- **WRITTEN INSTRUCTION**
Reproduce every line of the listing as written, apart from the pictures.

- **DATASET RECORDS**
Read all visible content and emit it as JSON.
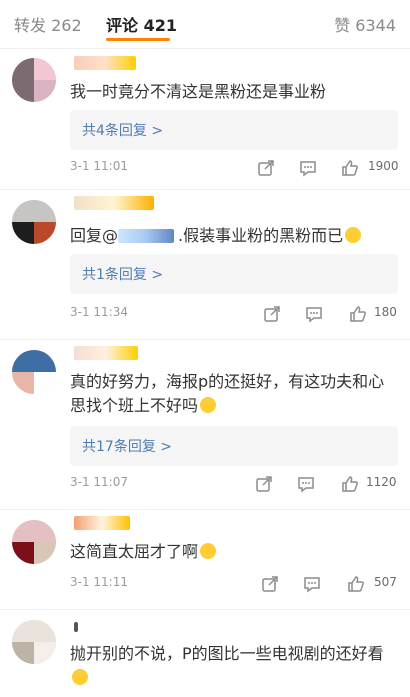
{
  "tabs": [
    {
      "label": "转发 262"
    },
    {
      "label": "评论 421"
    },
    {
      "label": "赞 6344"
    }
  ],
  "colors": {
    "accent": "#ff8200",
    "link": "#4e7db3",
    "time": "#9b9b9b"
  },
  "comments": [
    {
      "content": "我一时竟分不清这是黑粉还是事业粉",
      "replies_label": "共4条回复 >",
      "time": "3-1 11:01",
      "likes": "1900"
    },
    {
      "content_prefix": "回复@",
      "content_suffix": ".假装事业粉的黑粉而已",
      "emoji": "smile-emoji",
      "replies_label": "共1条回复 >",
      "time": "3-1 11:34",
      "likes": "180"
    },
    {
      "content": "真的好努力，海报p的还挺好，有这功夫和心思找个班上不好吗",
      "emoji": "laugh-emoji",
      "replies_label": "共17条回复 >",
      "time": "3-1 11:07",
      "likes": "1120"
    },
    {
      "content": "这简直太屈才了啊",
      "emoji": "laugh-emoji",
      "time": "3-1 11:11",
      "likes": "507"
    },
    {
      "content": "抛开别的不说，P的图比一些电视剧的还好看",
      "emoji": "smirk-emoji"
    }
  ],
  "icons": {
    "share": "share-icon",
    "comment": "comment-icon",
    "like": "thumbs-up-icon"
  }
}
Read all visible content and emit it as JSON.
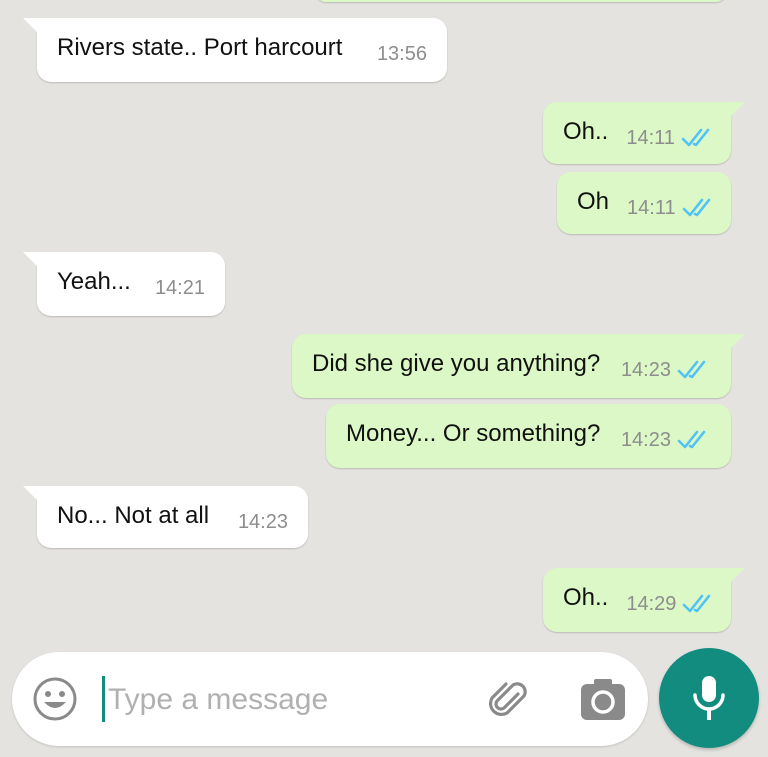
{
  "messages": [
    {
      "direction": "in",
      "text": "Rivers state.. Port harcourt",
      "time": "13:56"
    },
    {
      "direction": "out",
      "text": "Oh..",
      "time": "14:11",
      "status": "read"
    },
    {
      "direction": "out",
      "text": "Oh",
      "time": "14:11",
      "status": "read"
    },
    {
      "direction": "in",
      "text": "Yeah...",
      "time": "14:21"
    },
    {
      "direction": "out",
      "text": "Did she give you anything?",
      "time": "14:23",
      "status": "read"
    },
    {
      "direction": "out",
      "text": "Money... Or something?",
      "time": "14:23",
      "status": "read"
    },
    {
      "direction": "in",
      "text": "No... Not at all",
      "time": "14:23"
    },
    {
      "direction": "out",
      "text": "Oh..",
      "time": "14:29",
      "status": "read"
    }
  ],
  "composer": {
    "placeholder": "Type a message",
    "emoji_icon": "emoji-icon",
    "attach_icon": "paperclip-icon",
    "camera_icon": "camera-icon",
    "mic_icon": "microphone-icon"
  },
  "colors": {
    "background": "#e5e3df",
    "incoming_bubble": "#ffffff",
    "outgoing_bubble": "#dcf8c6",
    "read_ticks": "#4fc3f7",
    "accent": "#128c7e"
  }
}
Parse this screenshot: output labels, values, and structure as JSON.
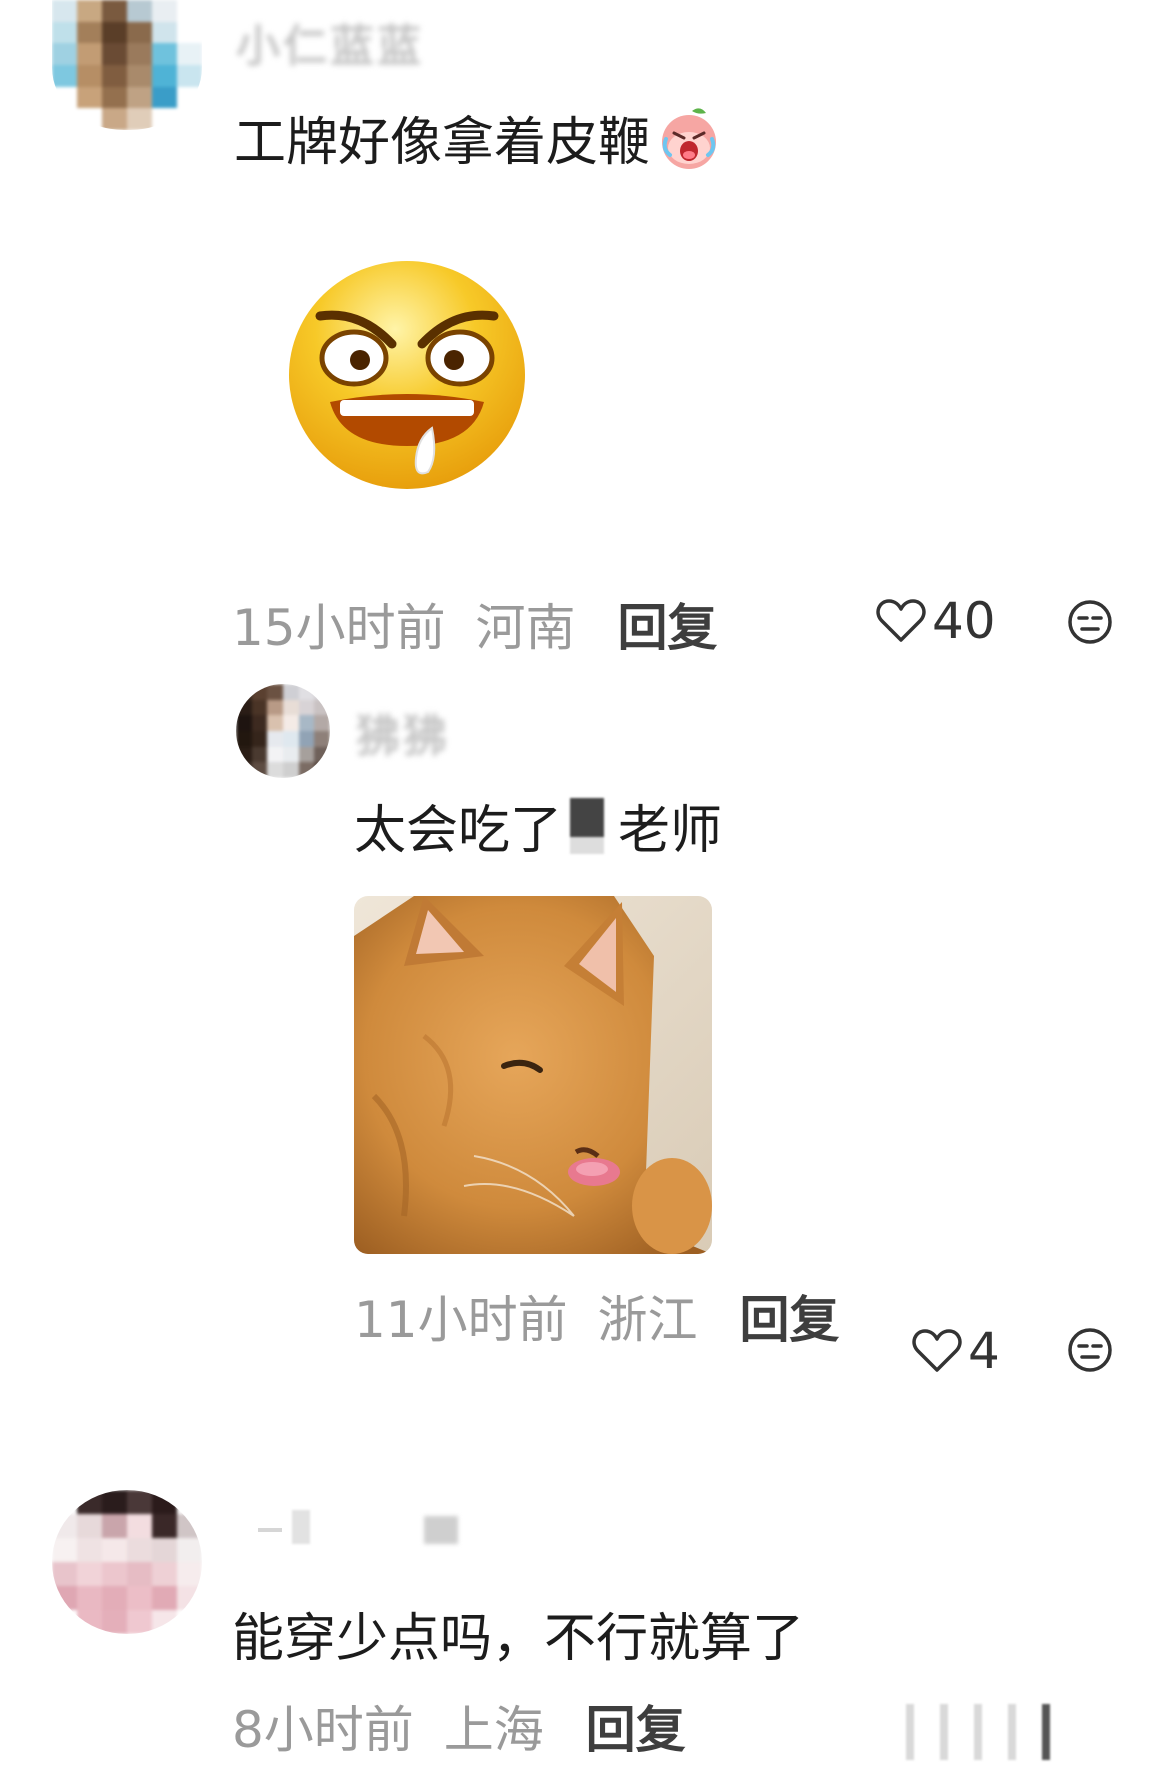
{
  "comments": [
    {
      "username": "小仁蓝蓝",
      "text": "工牌好像拿着皮鞭",
      "emoji_inline": "crying-peach-emoji",
      "sticker": "angry-drooling-face-sticker",
      "time": "15小时前",
      "location": "河南",
      "reply_label": "回复",
      "likes": "40",
      "icons": {
        "like": "heart-outline-icon",
        "dislike": "meh-face-icon"
      }
    },
    {
      "username": "狒狒",
      "text_before": "太会吃了",
      "text_after": "老师",
      "image": "orange-cat-licking-photo",
      "time": "11小时前",
      "location": "浙江",
      "reply_label": "回复",
      "likes": "4",
      "icons": {
        "like": "heart-outline-icon",
        "dislike": "meh-face-icon"
      }
    },
    {
      "username": "",
      "text": "能穿少点吗，不行就算了",
      "time": "8小时前",
      "location": "上海",
      "reply_label": "回复"
    }
  ],
  "colors": {
    "meta_gray": "#9a9a9a",
    "reply_dark": "#3e3e3e",
    "text": "#1c1c1c",
    "emoji_yellow": "#f7b816"
  }
}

- **SOLUTION**
Read all visible content and emit it as JSON.
{
  "tabs": [
    {
      "label": "转发 262"
    },
    {
      "label": "评论 421"
    },
    {
      "label": "赞 6344"
    }
  ],
  "colors": {
    "accent": "#ff8200",
    "link": "#4e7db3",
    "time": "#9b9b9b"
  },
  "comments": [
    {
      "content": "我一时竟分不清这是黑粉还是事业粉",
      "replies_label": "共4条回复 >",
      "time": "3-1 11:01",
      "likes": "1900"
    },
    {
      "content_prefix": "回复@",
      "content_suffix": ".假装事业粉的黑粉而已",
      "emoji": "smile-emoji",
      "replies_label": "共1条回复 >",
      "time": "3-1 11:34",
      "likes": "180"
    },
    {
      "content": "真的好努力，海报p的还挺好，有这功夫和心思找个班上不好吗",
      "emoji": "laugh-emoji",
      "replies_label": "共17条回复 >",
      "time": "3-1 11:07",
      "likes": "1120"
    },
    {
      "content": "这简直太屈才了啊",
      "emoji": "laugh-emoji",
      "time": "3-1 11:11",
      "likes": "507"
    },
    {
      "content": "抛开别的不说，P的图比一些电视剧的还好看",
      "emoji": "smirk-emoji"
    }
  ],
  "icons": {
    "share": "share-icon",
    "comment": "comment-icon",
    "like": "thumbs-up-icon"
  }
}
Read all visible content and emit it as JSON.
{
  "messages": [
    {
      "direction": "in",
      "text": "Rivers state.. Port harcourt",
      "time": "13:56"
    },
    {
      "direction": "out",
      "text": "Oh..",
      "time": "14:11",
      "status": "read"
    },
    {
      "direction": "out",
      "text": "Oh",
      "time": "14:11",
      "status": "read"
    },
    {
      "direction": "in",
      "text": "Yeah...",
      "time": "14:21"
    },
    {
      "direction": "out",
      "text": "Did she give you anything?",
      "time": "14:23",
      "status": "read"
    },
    {
      "direction": "out",
      "text": "Money... Or something?",
      "time": "14:23",
      "status": "read"
    },
    {
      "direction": "in",
      "text": "No... Not at all",
      "time": "14:23"
    },
    {
      "direction": "out",
      "text": "Oh..",
      "time": "14:29",
      "status": "read"
    }
  ],
  "composer": {
    "placeholder": "Type a message",
    "emoji_icon": "emoji-icon",
    "attach_icon": "paperclip-icon",
    "camera_icon": "camera-icon",
    "mic_icon": "microphone-icon"
  },
  "colors": {
    "background": "#e5e3df",
    "incoming_bubble": "#ffffff",
    "outgoing_bubble": "#dcf8c6",
    "read_ticks": "#4fc3f7",
    "accent": "#128c7e"
  }
}
Parse this screenshot: output labels, values, and structure as JSON.
{
  "comments": [
    {
      "username": "小仁蓝蓝",
      "text": "工牌好像拿着皮鞭",
      "emoji_inline": "crying-peach-emoji",
      "sticker": "angry-drooling-face-sticker",
      "time": "15小时前",
      "location": "河南",
      "reply_label": "回复",
      "likes": "40",
      "icons": {
        "like": "heart-outline-icon",
        "dislike": "meh-face-icon"
      }
    },
    {
      "username": "狒狒",
      "text_before": "太会吃了",
      "text_after": "老师",
      "image": "orange-cat-licking-photo",
      "time": "11小时前",
      "location": "浙江",
      "reply_label": "回复",
      "likes": "4",
      "icons": {
        "like": "heart-outline-icon",
        "dislike": "meh-face-icon"
      }
    },
    {
      "username": "",
      "text": "能穿少点吗，不行就算了",
      "time": "8小时前",
      "location": "上海",
      "reply_label": "回复"
    }
  ],
  "colors": {
    "meta_gray": "#9a9a9a",
    "reply_dark": "#3e3e3e",
    "text": "#1c1c1c",
    "emoji_yellow": "#f7b816"
  }
}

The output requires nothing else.